▶ **Task goal**
Write out the full listing again, exactly as it stands.

▶ **Extracted material**
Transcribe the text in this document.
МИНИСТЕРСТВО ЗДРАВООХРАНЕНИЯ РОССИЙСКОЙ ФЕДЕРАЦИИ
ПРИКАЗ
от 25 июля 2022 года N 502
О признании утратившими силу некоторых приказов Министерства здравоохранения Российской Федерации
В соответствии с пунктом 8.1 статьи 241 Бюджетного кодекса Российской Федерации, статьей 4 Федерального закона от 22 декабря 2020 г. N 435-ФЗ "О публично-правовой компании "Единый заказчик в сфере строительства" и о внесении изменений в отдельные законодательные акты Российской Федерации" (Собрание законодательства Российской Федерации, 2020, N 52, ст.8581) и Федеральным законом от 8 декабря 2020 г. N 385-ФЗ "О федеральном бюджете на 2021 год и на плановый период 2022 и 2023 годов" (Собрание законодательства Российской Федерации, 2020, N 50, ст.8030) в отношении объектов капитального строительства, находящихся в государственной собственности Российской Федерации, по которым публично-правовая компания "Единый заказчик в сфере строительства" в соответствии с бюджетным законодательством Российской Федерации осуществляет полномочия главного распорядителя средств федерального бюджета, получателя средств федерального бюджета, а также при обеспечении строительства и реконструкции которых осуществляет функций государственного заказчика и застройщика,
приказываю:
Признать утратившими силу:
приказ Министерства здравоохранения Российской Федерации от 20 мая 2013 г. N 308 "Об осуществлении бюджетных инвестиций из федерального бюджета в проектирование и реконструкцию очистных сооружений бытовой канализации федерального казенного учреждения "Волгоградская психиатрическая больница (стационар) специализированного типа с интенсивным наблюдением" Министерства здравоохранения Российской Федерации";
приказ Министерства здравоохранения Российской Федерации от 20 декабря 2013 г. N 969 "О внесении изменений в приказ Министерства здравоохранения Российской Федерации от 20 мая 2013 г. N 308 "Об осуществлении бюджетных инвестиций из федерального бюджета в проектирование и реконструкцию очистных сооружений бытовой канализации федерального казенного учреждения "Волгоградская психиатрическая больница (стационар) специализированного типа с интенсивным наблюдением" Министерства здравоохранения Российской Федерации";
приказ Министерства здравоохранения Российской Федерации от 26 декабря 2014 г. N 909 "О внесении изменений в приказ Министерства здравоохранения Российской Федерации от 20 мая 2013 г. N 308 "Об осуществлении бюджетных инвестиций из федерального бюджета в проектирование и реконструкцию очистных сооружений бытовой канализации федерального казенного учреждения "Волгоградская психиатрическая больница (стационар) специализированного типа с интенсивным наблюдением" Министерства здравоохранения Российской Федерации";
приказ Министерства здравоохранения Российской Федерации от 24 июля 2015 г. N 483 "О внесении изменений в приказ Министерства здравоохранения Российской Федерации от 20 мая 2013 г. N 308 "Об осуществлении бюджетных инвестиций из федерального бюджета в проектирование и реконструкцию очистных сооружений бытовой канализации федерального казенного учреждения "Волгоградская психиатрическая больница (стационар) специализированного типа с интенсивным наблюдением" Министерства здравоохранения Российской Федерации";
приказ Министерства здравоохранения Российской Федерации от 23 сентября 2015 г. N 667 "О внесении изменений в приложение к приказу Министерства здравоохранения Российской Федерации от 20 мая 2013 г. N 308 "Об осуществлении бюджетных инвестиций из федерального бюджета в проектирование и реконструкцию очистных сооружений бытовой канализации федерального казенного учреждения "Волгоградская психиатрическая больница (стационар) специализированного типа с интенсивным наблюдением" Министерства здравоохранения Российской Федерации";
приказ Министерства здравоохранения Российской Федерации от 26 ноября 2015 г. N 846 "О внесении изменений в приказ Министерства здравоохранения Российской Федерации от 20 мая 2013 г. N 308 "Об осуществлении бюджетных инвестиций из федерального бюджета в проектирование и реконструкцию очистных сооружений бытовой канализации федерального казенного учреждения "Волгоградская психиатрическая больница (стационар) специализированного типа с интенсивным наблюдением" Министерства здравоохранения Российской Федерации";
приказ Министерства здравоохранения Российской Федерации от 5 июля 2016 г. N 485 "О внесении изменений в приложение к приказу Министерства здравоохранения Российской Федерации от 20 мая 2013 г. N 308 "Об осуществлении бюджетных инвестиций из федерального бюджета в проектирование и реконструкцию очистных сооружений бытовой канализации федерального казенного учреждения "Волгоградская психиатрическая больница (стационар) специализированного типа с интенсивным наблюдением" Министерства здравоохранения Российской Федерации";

▶ **Reply to the task**
Transcribe the text in this document.
МИНИСТЕРСТВО ЗДРАВООХРАНЕНИЯ РОССИЙСКОЙ ФЕДЕРАЦИИ
ПРИКАЗ
от 25 июля 2022 года N 502
О признании утратившими силу некоторых приказов Министерства здравоохранения Российской Федерации
В соответствии с пунктом 8.1 статьи 241 Бюджетного кодекса Российской Федерации, статьей 4 Федерального закона от 22 декабря 2020 г. N 435-ФЗ "О публично-правовой компании "Единый заказчик в сфере строительства" и о внесении изменений в отдельные законодательные акты Российской Федерации" (Собрание законодательства Российской Федерации, 2020, N 52, ст.8581) и Федеральным законом от 8 декабря 2020 г. N 385-ФЗ "О федеральном бюджете на 2021 год и на плановый период 2022 и 2023 годов" (Собрание законодательства Российской Федерации, 2020, N 50, ст.8030) в отношении объектов капитального строительства, находящихся в государственной собственности Российской Федерации, по которым публично-правовая компания "Единый заказчик в сфере строительства" в соответствии с бюджетным законодательством Российской Федерации осуществляет полномочия главного распорядителя средств федерального бюджета, получателя средств федерального бюджета, а также при обеспечении строительства и реконструкции которых осуществляет функций государственного заказчика и застройщика,
приказываю:
Признать утратившими силу:
приказ Министерства здравоохранения Российской Федерации от 20 мая 2013 г. N 308 "Об осуществлении бюджетных инвестиций из федерального бюджета в проектирование и реконструкцию очистных сооружений бытовой канализации федерального казенного учреждения "Волгоградская психиатрическая больница (стационар) специализированного типа с интенсивным наблюдением" Министерства здравоохранения Российской Федерации";
приказ Министерства здравоохранения Российской Федерации от 20 декабря 2013 г. N 969 "О внесении изменений в приказ Министерства здравоохранения Российской Федерации от 20 мая 2013 г. N 308 "Об осуществлении бюджетных инвестиций из федерального бюджета в проектирование и реконструкцию очистных сооружений бытовой канализации федерального казенного учреждения "Волгоградская психиатрическая больница (стационар) специализированного типа с интенсивным наблюдением" Министерства здравоохранения Российской Федерации";
приказ Министерства здравоохранения Российской Федерации от 26 декабря 2014 г. N 909 "О внесении изменений в приказ Министерства здравоохранения Российской Федерации от 20 мая 2013 г. N 308 "Об осуществлении бюджетных инвестиций из федерального бюджета в проектирование и реконструкцию очистных сооружений бытовой канализации федерального казенного учреждения "Волгоградская психиатрическая больница (стационар) специализированного типа с интенсивным наблюдением" Министерства здравоохранения Российской Федерации";
приказ Министерства здравоохранения Российской Федерации от 24 июля 2015 г. N 483 "О внесении изменений в приказ Министерства здравоохранения Российской Федерации от 20 мая 2013 г. N 308 "Об осуществлении бюджетных инвестиций из федерального бюджета в проектирование и реконструкцию очистных сооружений бытовой канализации федерального казенного учреждения "Волгоградская психиатрическая больница (стационар) специализированного типа с интенсивным наблюдением" Министерства здравоохранения Российской Федерации";
приказ Министерства здравоохранения Российской Федерации от 23 сентября 2015 г. N 667 "О внесении изменений в приложение к приказу Министерства здравоохранения Российской Федерации от 20 мая 2013 г. N 308 "Об осуществлении бюджетных инвестиций из федерального бюджета в проектирование и реконструкцию очистных сооружений бытовой канализации федерального казенного учреждения "Волгоградская психиатрическая больница (стационар) специализированного типа с интенсивным наблюдением" Министерства здравоохранения Российской Федерации";
приказ Министерства здравоохранения Российской Федерации от 26 ноября 2015 г. N 846 "О внесении изменений в приказ Министерства здравоохранения Российской Федерации от 20 мая 2013 г. N 308 "Об осуществлении бюджетных инвестиций из федерального бюджета в проектирование и реконструкцию очистных сооружений бытовой канализации федерального казенного учреждения "Волгоградская психиатрическая больница (стационар) специализированного типа с интенсивным наблюдением" Министерства здравоохранения Российской Федерации";
приказ Министерства здравоохранения Российской Федерации от 5 июля 2016 г. N 485 "О внесении изменений в приложение к приказу Министерства здравоохранения Российской Федерации от 20 мая 2013 г. N 308 "Об осуществлении бюджетных инвестиций из федерального бюджета в проектирование и реконструкцию очистных сооружений бытовой канализации федерального казенного учреждения "Волгоградская психиатрическая больница (стационар) специализированного типа с интенсивным наблюдением" Министерства здравоохранения Российской Федерации";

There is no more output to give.